- [WRITTEN INSTRUCTION] Within the data below, state how many lines contain the string "name". Provide the number only.

(Records from a data source)
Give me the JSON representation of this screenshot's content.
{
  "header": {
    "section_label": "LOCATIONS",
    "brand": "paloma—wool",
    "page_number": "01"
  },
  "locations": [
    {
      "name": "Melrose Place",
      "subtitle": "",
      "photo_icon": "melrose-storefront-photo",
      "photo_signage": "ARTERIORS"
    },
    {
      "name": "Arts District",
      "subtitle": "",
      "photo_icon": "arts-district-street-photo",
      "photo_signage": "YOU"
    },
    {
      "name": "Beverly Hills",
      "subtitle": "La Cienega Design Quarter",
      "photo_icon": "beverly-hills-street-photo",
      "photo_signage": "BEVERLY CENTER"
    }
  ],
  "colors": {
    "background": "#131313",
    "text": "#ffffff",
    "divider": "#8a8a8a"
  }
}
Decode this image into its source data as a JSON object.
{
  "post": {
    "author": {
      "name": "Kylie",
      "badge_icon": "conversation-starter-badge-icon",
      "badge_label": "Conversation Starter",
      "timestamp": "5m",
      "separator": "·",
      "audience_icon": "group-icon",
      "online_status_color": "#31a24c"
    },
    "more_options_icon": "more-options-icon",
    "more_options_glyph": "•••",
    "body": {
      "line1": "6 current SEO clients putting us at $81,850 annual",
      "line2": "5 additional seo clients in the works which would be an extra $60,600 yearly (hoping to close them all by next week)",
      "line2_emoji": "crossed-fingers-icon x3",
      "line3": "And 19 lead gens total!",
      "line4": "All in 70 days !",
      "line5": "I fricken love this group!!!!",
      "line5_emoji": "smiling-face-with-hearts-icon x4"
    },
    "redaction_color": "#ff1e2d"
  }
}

- [SOLUTION TO THE EXERCISE] 4